-- begin --
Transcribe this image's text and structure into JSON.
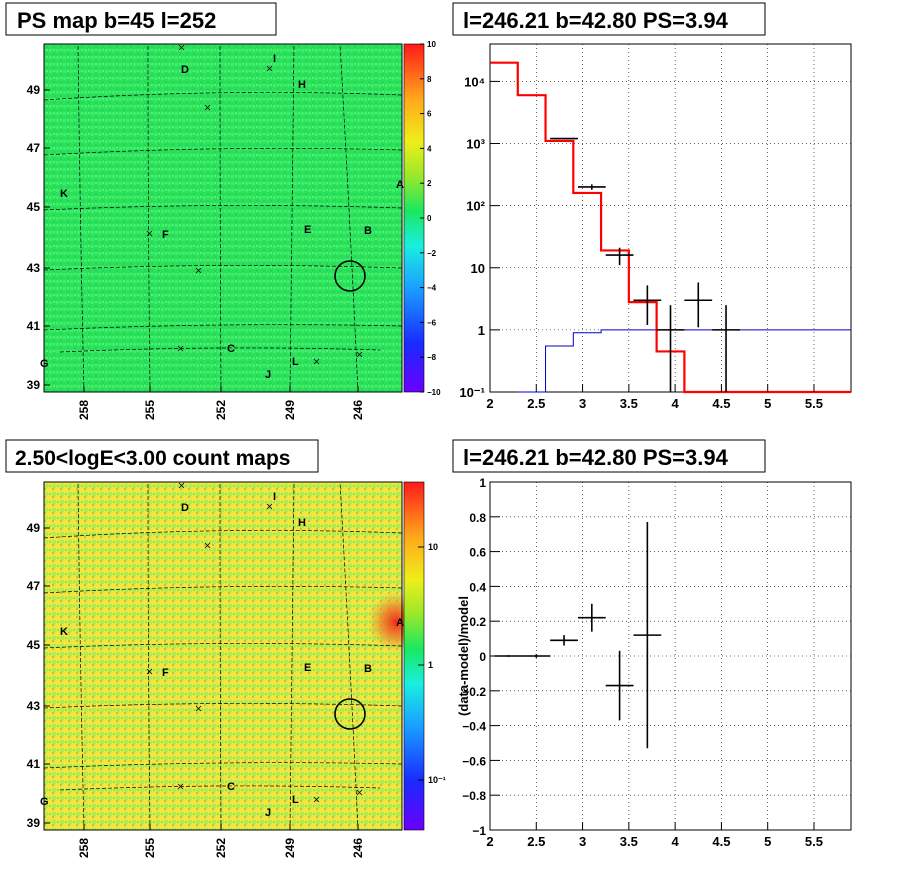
{
  "panels": {
    "ps_map_title": "PS map b=45 l=252",
    "spectrum_title": "l=246.21 b=42.80 PS=3.94",
    "count_map_title": "2.50<logE<3.00 count maps",
    "residual_title": "l=246.21 b=42.80 PS=3.94"
  },
  "colors": {
    "data": "#000000",
    "model_total": "#ff0000",
    "model_background": "#0000cc",
    "ps_map_base": "#22ee55",
    "count_map_base": "#ddee44",
    "hotspot": "#ee3322"
  },
  "sky_maps": {
    "lon_ticks": [
      "258",
      "255",
      "252",
      "249",
      "246"
    ],
    "lat_ticks": [
      "49",
      "47",
      "45",
      "43",
      "41",
      "39"
    ],
    "source_labels": [
      "A",
      "B",
      "D",
      "E",
      "F",
      "G",
      "H",
      "I",
      "J",
      "K",
      "L"
    ],
    "ps_map_colorbar": {
      "range": [
        -10,
        10
      ],
      "tick_labels": [
        "10",
        "8",
        "6",
        "4",
        "2",
        "0",
        "−2",
        "−4",
        "−6",
        "−8",
        "−10"
      ]
    },
    "count_map_colorbar": {
      "scale": "log",
      "tick_labels": [
        "10",
        "1",
        "10⁻¹"
      ]
    },
    "selected_source_marker": "circle"
  },
  "chart_data": [
    {
      "type": "line",
      "panel": "spectrum",
      "title": "l=246.21 b=42.80 PS=3.94",
      "xlabel": "",
      "ylabel": "",
      "xlim": [
        2,
        5.9
      ],
      "ylim": [
        0.1,
        40000
      ],
      "yscale": "log",
      "grid": true,
      "x_tick_labels": [
        "2",
        "2.5",
        "3",
        "3.5",
        "4",
        "4.5",
        "5",
        "5.5"
      ],
      "y_tick_labels": [
        "10⁻¹",
        "1",
        "10",
        "10²",
        "10³",
        "10⁴"
      ],
      "series": [
        {
          "role": "data",
          "x": [
            3.1,
            3.4,
            3.7,
            3.95,
            4.25,
            4.55
          ],
          "xerr": 0.15,
          "y": [
            200,
            16,
            3,
            1,
            3,
            1
          ],
          "yerr_low": [
            20,
            5,
            1.8,
            0.9,
            1.9,
            0.9
          ],
          "yerr_high": [
            20,
            5,
            2.2,
            1.5,
            2.8,
            1.5
          ],
          "x_extra": [
            2.8
          ],
          "y_extra": [
            1200
          ]
        },
        {
          "role": "model_total",
          "step_x": [
            2,
            2.3,
            2.6,
            2.9,
            3.2,
            3.5,
            3.8,
            4.1,
            4.4,
            5.9
          ],
          "step_y": [
            20000,
            6000,
            1100,
            160,
            19,
            2.8,
            0.45,
            0.1,
            0.1
          ]
        },
        {
          "role": "model_background",
          "step_x": [
            2.3,
            2.6,
            2.9,
            3.2,
            3.5,
            5.9
          ],
          "step_y": [
            0.1,
            0.55,
            0.9,
            1,
            1
          ]
        }
      ]
    },
    {
      "type": "scatter",
      "panel": "residual",
      "title": "l=246.21 b=42.80 PS=3.94",
      "xlabel": "",
      "ylabel": "(data-model)/model",
      "xlim": [
        2,
        5.9
      ],
      "ylim": [
        -1,
        1
      ],
      "grid": true,
      "x_tick_labels": [
        "2",
        "2.5",
        "3",
        "3.5",
        "4",
        "4.5",
        "5",
        "5.5"
      ],
      "y_tick_labels": [
        "1",
        "0.8",
        "0.6",
        "0.4",
        "0.2",
        "0",
        "−0.2",
        "−0.4",
        "−0.6",
        "−0.8",
        "−1"
      ],
      "x": [
        2.2,
        2.5,
        2.8,
        3.1,
        3.4,
        3.7
      ],
      "xerr": 0.15,
      "y": [
        0.0,
        0.0,
        0.09,
        0.22,
        -0.17,
        0.12
      ],
      "yerr_low": [
        0.005,
        0.01,
        0.03,
        0.08,
        0.2,
        0.65
      ],
      "yerr_high": [
        0.005,
        0.01,
        0.03,
        0.08,
        0.2,
        0.65
      ]
    }
  ]
}
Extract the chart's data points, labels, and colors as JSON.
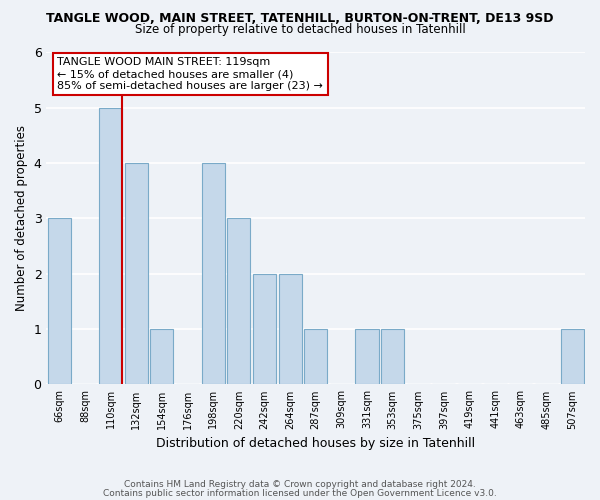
{
  "title": "TANGLE WOOD, MAIN STREET, TATENHILL, BURTON-ON-TRENT, DE13 9SD",
  "subtitle": "Size of property relative to detached houses in Tatenhill",
  "xlabel": "Distribution of detached houses by size in Tatenhill",
  "ylabel": "Number of detached properties",
  "bar_labels": [
    "66sqm",
    "88sqm",
    "110sqm",
    "132sqm",
    "154sqm",
    "176sqm",
    "198sqm",
    "220sqm",
    "242sqm",
    "264sqm",
    "287sqm",
    "309sqm",
    "331sqm",
    "353sqm",
    "375sqm",
    "397sqm",
    "419sqm",
    "441sqm",
    "463sqm",
    "485sqm",
    "507sqm"
  ],
  "bar_values": [
    3,
    0,
    5,
    4,
    1,
    0,
    4,
    3,
    2,
    2,
    1,
    0,
    1,
    1,
    0,
    0,
    0,
    0,
    0,
    0,
    1
  ],
  "bar_color": "#c5d8ea",
  "bar_edge_color": "#7aaac8",
  "red_line_bar_index": 2,
  "annotation_title": "TANGLE WOOD MAIN STREET: 119sqm",
  "annotation_line1": "← 15% of detached houses are smaller (4)",
  "annotation_line2": "85% of semi-detached houses are larger (23) →",
  "ylim": [
    0,
    6
  ],
  "yticks": [
    0,
    1,
    2,
    3,
    4,
    5,
    6
  ],
  "footnote1": "Contains HM Land Registry data © Crown copyright and database right 2024.",
  "footnote2": "Contains public sector information licensed under the Open Government Licence v3.0.",
  "background_color": "#eef2f7",
  "grid_color": "#ffffff",
  "red_line_color": "#cc0000",
  "ann_box_edge_color": "#cc0000"
}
-- end --
PROBLEM TO WORK ON → Repeat the material exactly as it reads, without any of its pictures.

COMPLETE OUTPUT →
Transcribe this image's text and structure into JSON.
{
  "panels": {
    "ps_map_title": "PS map b=45 l=252",
    "spectrum_title": "l=246.21 b=42.80 PS=3.94",
    "count_map_title": "2.50<logE<3.00 count maps",
    "residual_title": "l=246.21 b=42.80 PS=3.94"
  },
  "colors": {
    "data": "#000000",
    "model_total": "#ff0000",
    "model_background": "#0000cc",
    "ps_map_base": "#22ee55",
    "count_map_base": "#ddee44",
    "hotspot": "#ee3322"
  },
  "sky_maps": {
    "lon_ticks": [
      "258",
      "255",
      "252",
      "249",
      "246"
    ],
    "lat_ticks": [
      "49",
      "47",
      "45",
      "43",
      "41",
      "39"
    ],
    "source_labels": [
      "A",
      "B",
      "D",
      "E",
      "F",
      "G",
      "H",
      "I",
      "J",
      "K",
      "L"
    ],
    "ps_map_colorbar": {
      "range": [
        -10,
        10
      ],
      "tick_labels": [
        "10",
        "8",
        "6",
        "4",
        "2",
        "0",
        "−2",
        "−4",
        "−6",
        "−8",
        "−10"
      ]
    },
    "count_map_colorbar": {
      "scale": "log",
      "tick_labels": [
        "10",
        "1",
        "10⁻¹"
      ]
    },
    "selected_source_marker": "circle"
  },
  "chart_data": [
    {
      "type": "line",
      "panel": "spectrum",
      "title": "l=246.21 b=42.80 PS=3.94",
      "xlabel": "",
      "ylabel": "",
      "xlim": [
        2,
        5.9
      ],
      "ylim": [
        0.1,
        40000
      ],
      "yscale": "log",
      "grid": true,
      "x_tick_labels": [
        "2",
        "2.5",
        "3",
        "3.5",
        "4",
        "4.5",
        "5",
        "5.5"
      ],
      "y_tick_labels": [
        "10⁻¹",
        "1",
        "10",
        "10²",
        "10³",
        "10⁴"
      ],
      "series": [
        {
          "role": "data",
          "x": [
            3.1,
            3.4,
            3.7,
            3.95,
            4.25,
            4.55
          ],
          "xerr": 0.15,
          "y": [
            200,
            16,
            3,
            1,
            3,
            1
          ],
          "yerr_low": [
            20,
            5,
            1.8,
            0.9,
            1.9,
            0.9
          ],
          "yerr_high": [
            20,
            5,
            2.2,
            1.5,
            2.8,
            1.5
          ],
          "x_extra": [
            2.8
          ],
          "y_extra": [
            1200
          ]
        },
        {
          "role": "model_total",
          "step_x": [
            2,
            2.3,
            2.6,
            2.9,
            3.2,
            3.5,
            3.8,
            4.1,
            4.4,
            5.9
          ],
          "step_y": [
            20000,
            6000,
            1100,
            160,
            19,
            2.8,
            0.45,
            0.1,
            0.1
          ]
        },
        {
          "role": "model_background",
          "step_x": [
            2.3,
            2.6,
            2.9,
            3.2,
            3.5,
            5.9
          ],
          "step_y": [
            0.1,
            0.55,
            0.9,
            1,
            1
          ]
        }
      ]
    },
    {
      "type": "scatter",
      "panel": "residual",
      "title": "l=246.21 b=42.80 PS=3.94",
      "xlabel": "",
      "ylabel": "(data-model)/model",
      "xlim": [
        2,
        5.9
      ],
      "ylim": [
        -1,
        1
      ],
      "grid": true,
      "x_tick_labels": [
        "2",
        "2.5",
        "3",
        "3.5",
        "4",
        "4.5",
        "5",
        "5.5"
      ],
      "y_tick_labels": [
        "1",
        "0.8",
        "0.6",
        "0.4",
        "0.2",
        "0",
        "−0.2",
        "−0.4",
        "−0.6",
        "−0.8",
        "−1"
      ],
      "x": [
        2.2,
        2.5,
        2.8,
        3.1,
        3.4,
        3.7
      ],
      "xerr": 0.15,
      "y": [
        0.0,
        0.0,
        0.09,
        0.22,
        -0.17,
        0.12
      ],
      "yerr_low": [
        0.005,
        0.01,
        0.03,
        0.08,
        0.2,
        0.65
      ],
      "yerr_high": [
        0.005,
        0.01,
        0.03,
        0.08,
        0.2,
        0.65
      ]
    }
  ]
}
Extract the chart's data points, labels, and colors as JSON.
{
  "title": "TANGLE WOOD, MAIN STREET, TATENHILL, BURTON-ON-TRENT, DE13 9SD",
  "subtitle": "Size of property relative to detached houses in Tatenhill",
  "xlabel": "Distribution of detached houses by size in Tatenhill",
  "ylabel": "Number of detached properties",
  "bar_labels": [
    "66sqm",
    "88sqm",
    "110sqm",
    "132sqm",
    "154sqm",
    "176sqm",
    "198sqm",
    "220sqm",
    "242sqm",
    "264sqm",
    "287sqm",
    "309sqm",
    "331sqm",
    "353sqm",
    "375sqm",
    "397sqm",
    "419sqm",
    "441sqm",
    "463sqm",
    "485sqm",
    "507sqm"
  ],
  "bar_values": [
    3,
    0,
    5,
    4,
    1,
    0,
    4,
    3,
    2,
    2,
    1,
    0,
    1,
    1,
    0,
    0,
    0,
    0,
    0,
    0,
    1
  ],
  "bar_color": "#c5d8ea",
  "bar_edge_color": "#7aaac8",
  "red_line_bar_index": 2,
  "annotation_title": "TANGLE WOOD MAIN STREET: 119sqm",
  "annotation_line1": "← 15% of detached houses are smaller (4)",
  "annotation_line2": "85% of semi-detached houses are larger (23) →",
  "ylim": [
    0,
    6
  ],
  "yticks": [
    0,
    1,
    2,
    3,
    4,
    5,
    6
  ],
  "footnote1": "Contains HM Land Registry data © Crown copyright and database right 2024.",
  "footnote2": "Contains public sector information licensed under the Open Government Licence v3.0.",
  "background_color": "#eef2f7",
  "grid_color": "#ffffff",
  "red_line_color": "#cc0000",
  "ann_box_edge_color": "#cc0000"
}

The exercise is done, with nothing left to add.